═══ MATERIAL TO PROCESS ═══

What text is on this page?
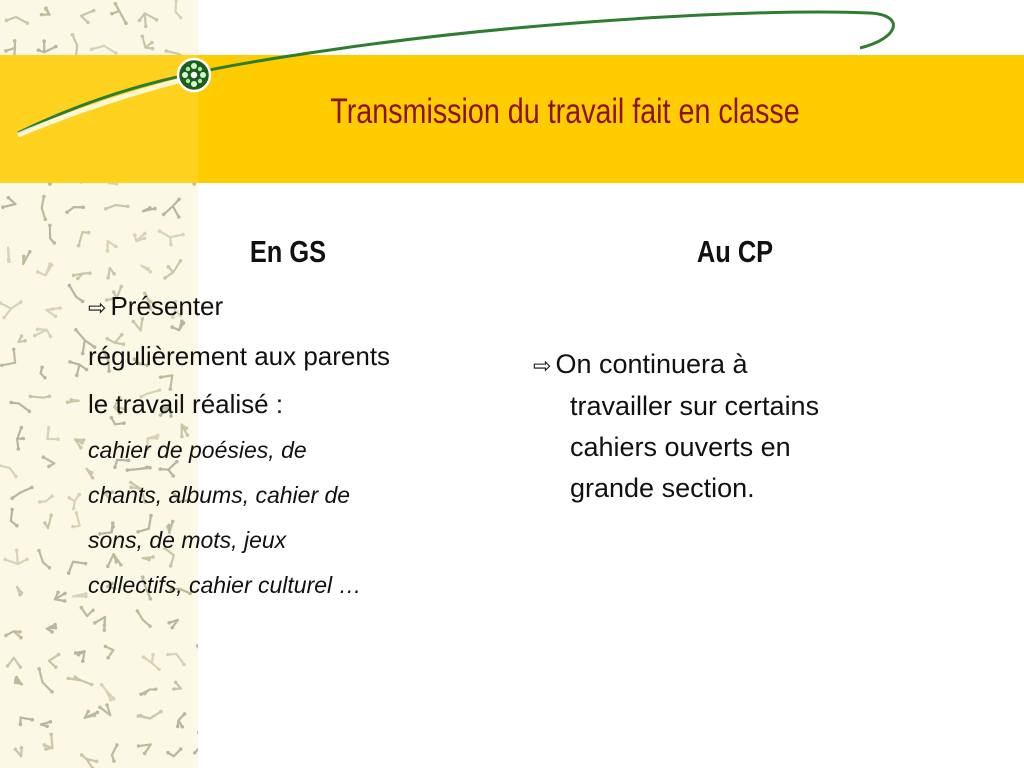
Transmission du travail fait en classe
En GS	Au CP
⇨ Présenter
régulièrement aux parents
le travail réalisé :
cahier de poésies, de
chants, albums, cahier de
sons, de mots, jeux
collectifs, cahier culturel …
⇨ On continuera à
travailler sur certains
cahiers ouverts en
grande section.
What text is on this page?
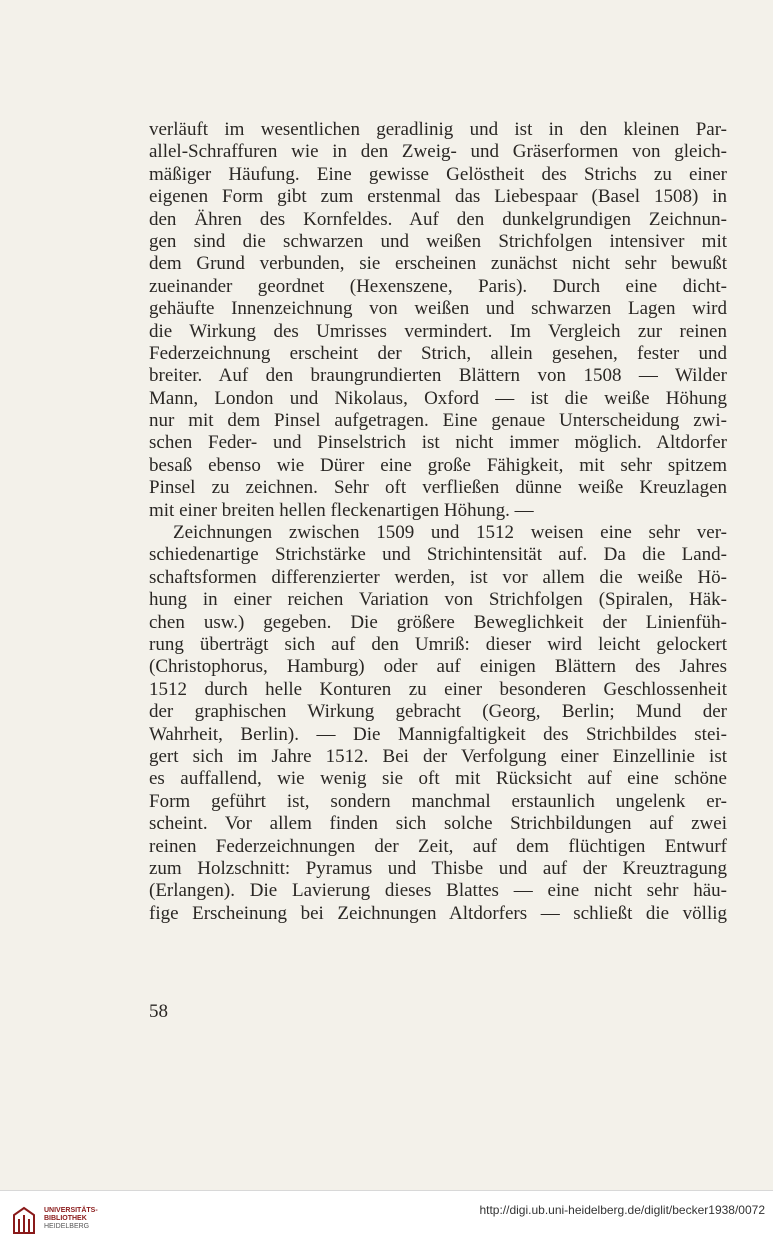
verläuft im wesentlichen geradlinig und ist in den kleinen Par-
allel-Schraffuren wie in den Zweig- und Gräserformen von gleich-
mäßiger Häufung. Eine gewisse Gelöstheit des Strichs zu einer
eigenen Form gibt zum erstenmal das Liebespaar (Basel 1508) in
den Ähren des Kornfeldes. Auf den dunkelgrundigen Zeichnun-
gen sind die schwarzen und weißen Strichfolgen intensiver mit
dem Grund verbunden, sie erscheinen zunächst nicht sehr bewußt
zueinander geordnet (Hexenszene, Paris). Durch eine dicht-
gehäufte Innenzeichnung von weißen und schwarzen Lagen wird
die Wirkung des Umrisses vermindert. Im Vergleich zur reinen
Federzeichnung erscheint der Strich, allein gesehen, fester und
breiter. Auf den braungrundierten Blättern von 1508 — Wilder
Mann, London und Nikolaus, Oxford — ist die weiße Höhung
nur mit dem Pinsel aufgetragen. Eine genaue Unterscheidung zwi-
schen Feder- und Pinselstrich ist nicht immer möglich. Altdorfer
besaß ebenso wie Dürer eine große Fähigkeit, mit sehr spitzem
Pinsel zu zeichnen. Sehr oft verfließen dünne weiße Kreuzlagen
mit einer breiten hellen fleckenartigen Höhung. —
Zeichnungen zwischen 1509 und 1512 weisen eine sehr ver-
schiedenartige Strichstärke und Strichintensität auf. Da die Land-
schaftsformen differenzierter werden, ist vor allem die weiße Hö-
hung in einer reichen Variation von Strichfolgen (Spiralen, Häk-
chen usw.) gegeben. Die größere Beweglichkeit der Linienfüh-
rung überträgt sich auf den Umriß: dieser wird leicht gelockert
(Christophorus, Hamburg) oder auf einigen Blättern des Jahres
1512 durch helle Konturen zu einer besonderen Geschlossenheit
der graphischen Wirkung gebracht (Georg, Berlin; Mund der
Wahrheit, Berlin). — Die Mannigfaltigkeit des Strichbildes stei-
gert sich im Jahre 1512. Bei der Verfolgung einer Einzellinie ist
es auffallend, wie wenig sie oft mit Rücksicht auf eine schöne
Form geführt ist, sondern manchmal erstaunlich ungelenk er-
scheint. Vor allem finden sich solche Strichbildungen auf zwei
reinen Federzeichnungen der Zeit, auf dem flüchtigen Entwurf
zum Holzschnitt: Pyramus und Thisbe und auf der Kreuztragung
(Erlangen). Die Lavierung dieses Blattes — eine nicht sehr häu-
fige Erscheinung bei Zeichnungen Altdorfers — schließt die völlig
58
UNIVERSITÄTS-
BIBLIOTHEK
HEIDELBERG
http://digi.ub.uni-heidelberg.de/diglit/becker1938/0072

═══
═══ MATERIAL TO PROCESS ═══

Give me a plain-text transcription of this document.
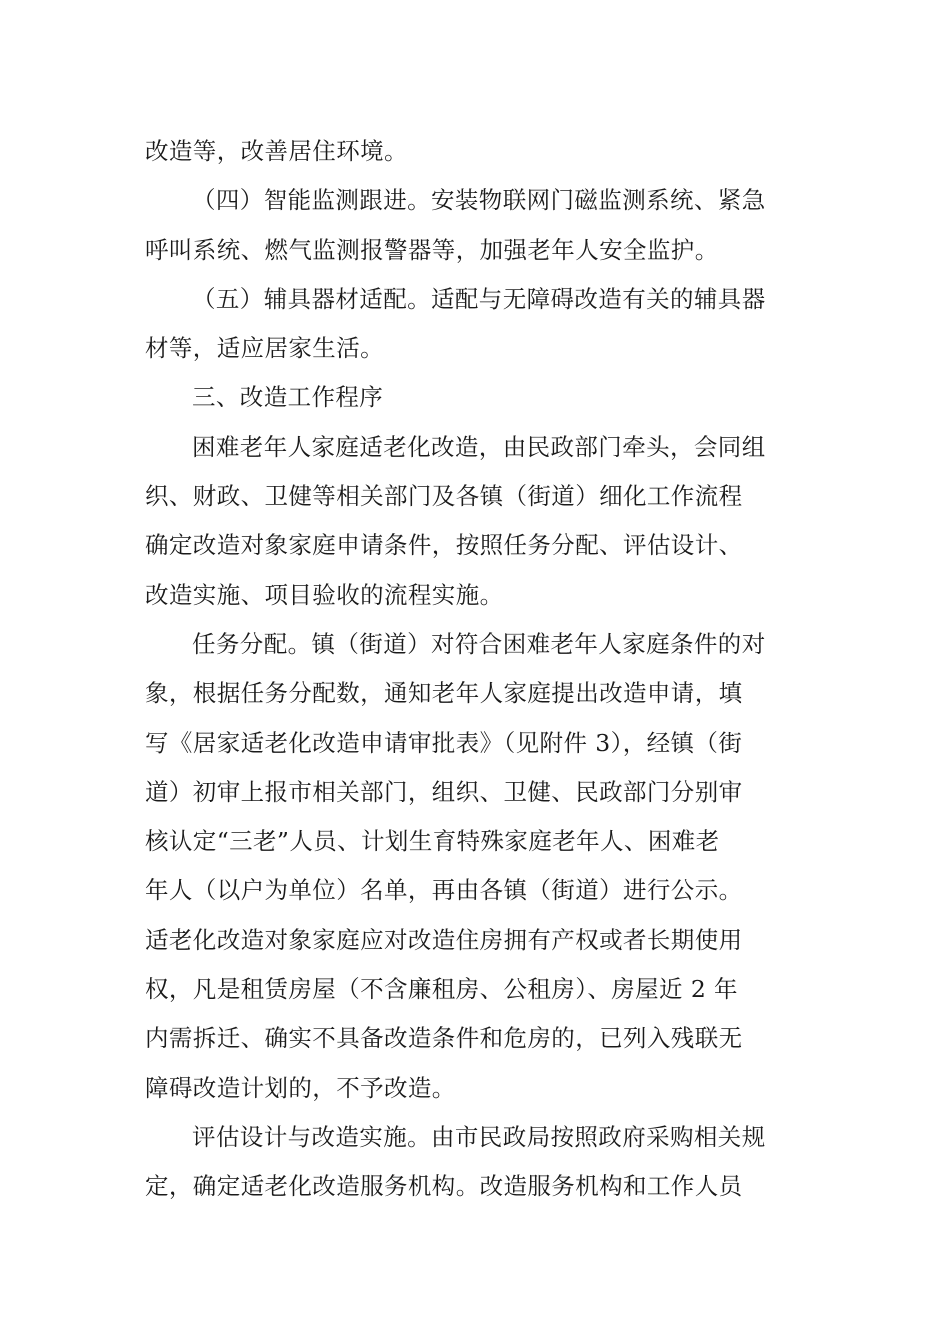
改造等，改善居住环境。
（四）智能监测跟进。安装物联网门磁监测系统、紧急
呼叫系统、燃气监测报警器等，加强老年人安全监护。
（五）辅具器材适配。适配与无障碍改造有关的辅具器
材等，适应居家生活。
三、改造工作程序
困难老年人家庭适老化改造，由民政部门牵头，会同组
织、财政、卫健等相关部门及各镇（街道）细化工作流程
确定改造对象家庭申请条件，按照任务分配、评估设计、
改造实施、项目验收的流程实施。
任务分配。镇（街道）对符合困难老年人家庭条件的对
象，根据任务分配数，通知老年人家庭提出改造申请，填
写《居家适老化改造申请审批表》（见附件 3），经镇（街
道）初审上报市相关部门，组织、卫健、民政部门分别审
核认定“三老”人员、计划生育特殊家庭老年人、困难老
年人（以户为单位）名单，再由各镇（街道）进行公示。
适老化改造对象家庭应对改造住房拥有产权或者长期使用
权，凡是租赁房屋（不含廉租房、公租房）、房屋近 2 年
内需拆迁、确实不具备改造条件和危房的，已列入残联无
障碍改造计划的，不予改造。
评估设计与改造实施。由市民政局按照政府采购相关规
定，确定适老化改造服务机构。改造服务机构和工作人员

═══

◆ AIM OF THE TASK
Look through the entries and find each line that has the string "Höhung". Copy those lines.

◆ REPLY TO THE EXERCISE
Mann, London und Nikolaus, Oxford — ist die weiße Höhung
mit einer breiten hellen fleckenartigen Höhung. —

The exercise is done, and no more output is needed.